EXERCISE AIM: Identify each line containing the word "balance" and copy it.

DATASET RECORDS:
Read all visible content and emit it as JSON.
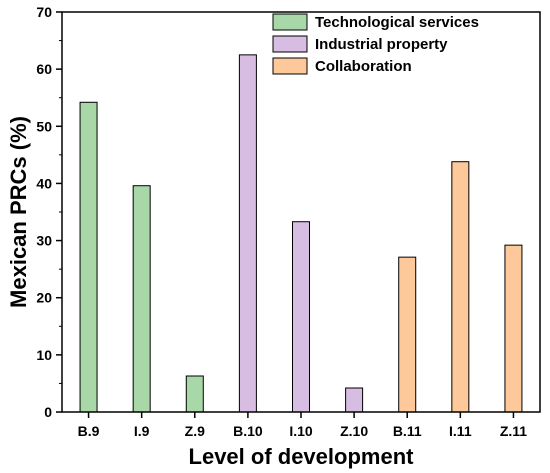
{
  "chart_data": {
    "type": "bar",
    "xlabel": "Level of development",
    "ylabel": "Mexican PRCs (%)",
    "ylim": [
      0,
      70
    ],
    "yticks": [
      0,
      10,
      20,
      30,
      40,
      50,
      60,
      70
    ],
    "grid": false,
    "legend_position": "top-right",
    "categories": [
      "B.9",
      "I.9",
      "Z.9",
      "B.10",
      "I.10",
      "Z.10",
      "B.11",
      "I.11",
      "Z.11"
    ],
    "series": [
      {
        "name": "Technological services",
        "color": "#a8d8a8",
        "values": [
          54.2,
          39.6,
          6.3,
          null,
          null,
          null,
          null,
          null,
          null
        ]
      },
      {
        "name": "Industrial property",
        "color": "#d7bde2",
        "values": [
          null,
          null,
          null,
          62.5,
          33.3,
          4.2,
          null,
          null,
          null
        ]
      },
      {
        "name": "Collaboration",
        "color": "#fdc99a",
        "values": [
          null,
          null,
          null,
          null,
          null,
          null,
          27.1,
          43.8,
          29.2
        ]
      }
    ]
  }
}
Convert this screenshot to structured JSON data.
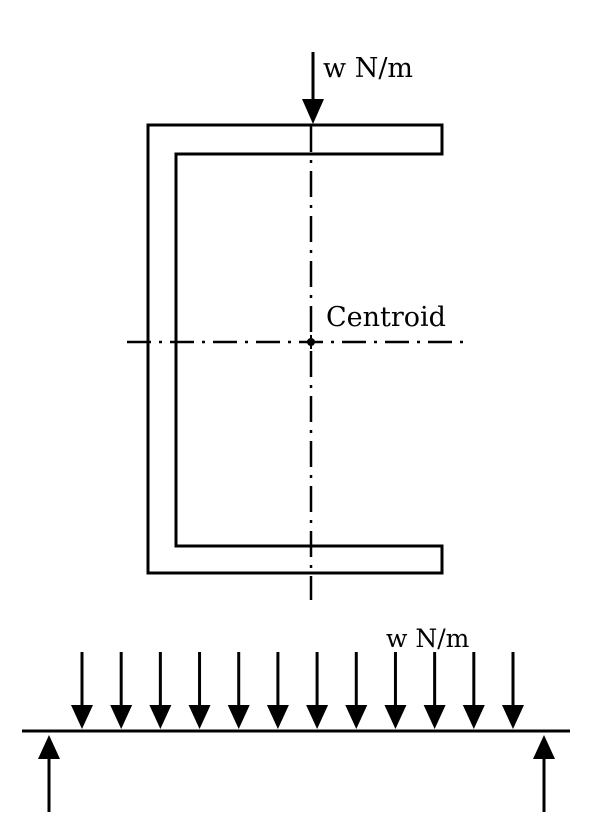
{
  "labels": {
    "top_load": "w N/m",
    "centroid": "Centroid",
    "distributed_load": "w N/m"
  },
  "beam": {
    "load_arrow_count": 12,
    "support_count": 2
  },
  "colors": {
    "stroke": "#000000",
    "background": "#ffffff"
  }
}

...

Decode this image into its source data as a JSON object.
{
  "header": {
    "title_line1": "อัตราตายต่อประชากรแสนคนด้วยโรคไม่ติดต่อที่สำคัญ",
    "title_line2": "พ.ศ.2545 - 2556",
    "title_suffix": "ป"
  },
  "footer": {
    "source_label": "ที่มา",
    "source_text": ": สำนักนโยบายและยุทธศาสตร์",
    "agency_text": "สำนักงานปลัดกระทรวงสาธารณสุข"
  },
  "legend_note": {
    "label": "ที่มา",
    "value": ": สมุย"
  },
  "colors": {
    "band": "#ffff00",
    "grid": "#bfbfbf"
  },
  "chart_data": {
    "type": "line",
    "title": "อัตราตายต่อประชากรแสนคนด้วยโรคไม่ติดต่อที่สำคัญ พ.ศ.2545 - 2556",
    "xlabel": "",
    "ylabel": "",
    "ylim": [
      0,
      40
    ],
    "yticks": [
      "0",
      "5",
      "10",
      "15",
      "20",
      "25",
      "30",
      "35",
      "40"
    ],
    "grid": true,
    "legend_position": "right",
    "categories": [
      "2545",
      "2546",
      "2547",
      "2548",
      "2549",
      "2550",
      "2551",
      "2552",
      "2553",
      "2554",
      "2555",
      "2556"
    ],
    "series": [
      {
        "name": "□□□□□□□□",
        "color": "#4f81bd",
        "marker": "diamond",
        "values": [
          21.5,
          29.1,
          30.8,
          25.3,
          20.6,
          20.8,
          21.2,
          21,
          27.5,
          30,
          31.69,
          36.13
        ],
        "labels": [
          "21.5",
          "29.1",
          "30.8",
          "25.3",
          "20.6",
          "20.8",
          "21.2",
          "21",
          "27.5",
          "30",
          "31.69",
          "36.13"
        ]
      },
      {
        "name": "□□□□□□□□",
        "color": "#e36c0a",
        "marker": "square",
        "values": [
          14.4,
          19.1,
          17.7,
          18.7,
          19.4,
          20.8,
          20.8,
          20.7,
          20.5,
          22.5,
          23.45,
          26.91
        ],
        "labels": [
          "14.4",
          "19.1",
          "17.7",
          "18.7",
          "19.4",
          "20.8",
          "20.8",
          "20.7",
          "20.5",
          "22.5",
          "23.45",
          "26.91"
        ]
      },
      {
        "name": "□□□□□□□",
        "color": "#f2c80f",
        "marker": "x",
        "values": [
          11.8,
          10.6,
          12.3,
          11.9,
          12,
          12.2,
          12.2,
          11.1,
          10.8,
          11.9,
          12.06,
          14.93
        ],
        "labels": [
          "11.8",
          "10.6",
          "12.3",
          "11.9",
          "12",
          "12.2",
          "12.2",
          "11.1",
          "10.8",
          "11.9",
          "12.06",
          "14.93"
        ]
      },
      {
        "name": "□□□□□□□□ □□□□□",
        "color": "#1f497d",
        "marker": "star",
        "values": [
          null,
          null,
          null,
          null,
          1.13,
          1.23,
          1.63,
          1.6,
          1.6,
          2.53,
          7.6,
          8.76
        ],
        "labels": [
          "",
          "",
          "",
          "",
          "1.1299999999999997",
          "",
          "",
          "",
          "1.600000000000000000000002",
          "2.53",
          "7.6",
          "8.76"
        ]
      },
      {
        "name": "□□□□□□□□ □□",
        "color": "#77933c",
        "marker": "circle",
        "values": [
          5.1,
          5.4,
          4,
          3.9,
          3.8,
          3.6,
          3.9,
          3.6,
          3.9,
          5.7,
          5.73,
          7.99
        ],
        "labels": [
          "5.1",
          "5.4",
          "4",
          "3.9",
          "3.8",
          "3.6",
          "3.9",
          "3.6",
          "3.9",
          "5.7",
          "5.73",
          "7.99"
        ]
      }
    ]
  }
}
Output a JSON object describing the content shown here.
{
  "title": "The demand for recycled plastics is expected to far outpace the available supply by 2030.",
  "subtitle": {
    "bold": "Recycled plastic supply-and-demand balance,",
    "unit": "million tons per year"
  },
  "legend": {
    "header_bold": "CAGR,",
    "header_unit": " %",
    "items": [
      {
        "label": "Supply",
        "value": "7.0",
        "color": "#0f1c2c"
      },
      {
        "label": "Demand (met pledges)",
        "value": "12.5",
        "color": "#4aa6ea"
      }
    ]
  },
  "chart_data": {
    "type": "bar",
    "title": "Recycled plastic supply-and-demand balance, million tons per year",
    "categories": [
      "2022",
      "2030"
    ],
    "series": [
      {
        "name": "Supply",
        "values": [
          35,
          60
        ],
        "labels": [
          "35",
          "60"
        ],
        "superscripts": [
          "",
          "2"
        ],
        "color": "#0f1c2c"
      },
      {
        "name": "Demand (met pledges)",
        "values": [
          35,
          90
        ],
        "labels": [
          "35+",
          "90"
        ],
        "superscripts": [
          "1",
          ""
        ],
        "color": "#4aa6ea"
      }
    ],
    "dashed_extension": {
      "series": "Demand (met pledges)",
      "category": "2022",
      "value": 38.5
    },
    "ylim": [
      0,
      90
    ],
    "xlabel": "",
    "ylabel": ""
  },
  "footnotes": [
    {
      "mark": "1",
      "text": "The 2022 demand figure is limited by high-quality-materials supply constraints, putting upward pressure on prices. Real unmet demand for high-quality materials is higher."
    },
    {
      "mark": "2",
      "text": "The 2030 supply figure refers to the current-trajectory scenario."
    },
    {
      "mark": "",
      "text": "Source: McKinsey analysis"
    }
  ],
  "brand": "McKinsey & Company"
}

==

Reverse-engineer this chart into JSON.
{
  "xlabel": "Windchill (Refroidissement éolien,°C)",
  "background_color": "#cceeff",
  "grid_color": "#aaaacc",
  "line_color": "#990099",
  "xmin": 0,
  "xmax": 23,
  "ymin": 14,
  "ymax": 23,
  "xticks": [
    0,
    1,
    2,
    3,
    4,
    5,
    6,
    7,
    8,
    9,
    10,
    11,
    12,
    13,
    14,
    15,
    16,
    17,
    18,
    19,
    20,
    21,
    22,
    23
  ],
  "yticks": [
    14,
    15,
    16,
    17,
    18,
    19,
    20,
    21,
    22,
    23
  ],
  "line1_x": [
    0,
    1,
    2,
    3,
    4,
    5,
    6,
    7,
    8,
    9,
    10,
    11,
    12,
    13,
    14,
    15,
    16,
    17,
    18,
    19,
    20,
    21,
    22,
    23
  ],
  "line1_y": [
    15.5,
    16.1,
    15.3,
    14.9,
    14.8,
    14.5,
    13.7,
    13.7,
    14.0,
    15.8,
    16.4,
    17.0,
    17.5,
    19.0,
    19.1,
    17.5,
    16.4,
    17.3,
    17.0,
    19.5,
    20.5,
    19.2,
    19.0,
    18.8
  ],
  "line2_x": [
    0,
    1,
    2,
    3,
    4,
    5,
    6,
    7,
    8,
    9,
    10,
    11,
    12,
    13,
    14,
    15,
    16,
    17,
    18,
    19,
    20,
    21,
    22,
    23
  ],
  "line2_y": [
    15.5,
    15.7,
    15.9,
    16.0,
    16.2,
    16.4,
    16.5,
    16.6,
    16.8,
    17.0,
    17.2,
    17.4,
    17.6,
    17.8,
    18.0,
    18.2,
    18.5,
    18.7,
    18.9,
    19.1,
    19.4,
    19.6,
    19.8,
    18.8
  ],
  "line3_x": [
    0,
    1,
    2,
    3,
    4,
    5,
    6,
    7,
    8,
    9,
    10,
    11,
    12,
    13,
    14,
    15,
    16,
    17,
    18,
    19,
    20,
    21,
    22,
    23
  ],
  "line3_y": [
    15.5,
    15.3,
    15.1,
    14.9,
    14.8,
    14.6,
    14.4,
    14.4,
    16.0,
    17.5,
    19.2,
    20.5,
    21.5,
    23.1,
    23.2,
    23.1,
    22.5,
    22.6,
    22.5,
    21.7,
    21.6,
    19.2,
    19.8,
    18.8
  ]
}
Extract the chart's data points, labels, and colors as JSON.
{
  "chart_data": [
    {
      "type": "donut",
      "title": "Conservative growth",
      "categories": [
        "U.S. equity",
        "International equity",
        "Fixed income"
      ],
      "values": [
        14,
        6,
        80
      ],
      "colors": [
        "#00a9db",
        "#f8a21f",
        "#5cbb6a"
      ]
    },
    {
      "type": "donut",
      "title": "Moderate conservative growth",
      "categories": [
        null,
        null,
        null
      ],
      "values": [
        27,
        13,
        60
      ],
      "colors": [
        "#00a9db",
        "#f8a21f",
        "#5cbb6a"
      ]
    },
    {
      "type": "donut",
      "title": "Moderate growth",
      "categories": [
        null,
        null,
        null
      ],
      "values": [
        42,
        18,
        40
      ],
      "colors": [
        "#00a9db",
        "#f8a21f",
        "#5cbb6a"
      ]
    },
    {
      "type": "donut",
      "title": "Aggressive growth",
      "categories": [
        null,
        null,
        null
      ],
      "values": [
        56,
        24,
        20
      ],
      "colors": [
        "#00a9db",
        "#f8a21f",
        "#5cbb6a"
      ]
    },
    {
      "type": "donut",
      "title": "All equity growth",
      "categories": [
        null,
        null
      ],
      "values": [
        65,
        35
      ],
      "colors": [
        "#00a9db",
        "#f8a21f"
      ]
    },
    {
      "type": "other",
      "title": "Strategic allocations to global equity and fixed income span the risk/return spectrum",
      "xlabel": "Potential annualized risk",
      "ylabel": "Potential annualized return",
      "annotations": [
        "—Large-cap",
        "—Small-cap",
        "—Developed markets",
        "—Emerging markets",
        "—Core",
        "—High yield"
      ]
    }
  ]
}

THE REPLY:
    "bold": "Recycled plastic supply-and-demand balance,",
    "title": "Recycled plastic supply-and-demand balance, million tons per year",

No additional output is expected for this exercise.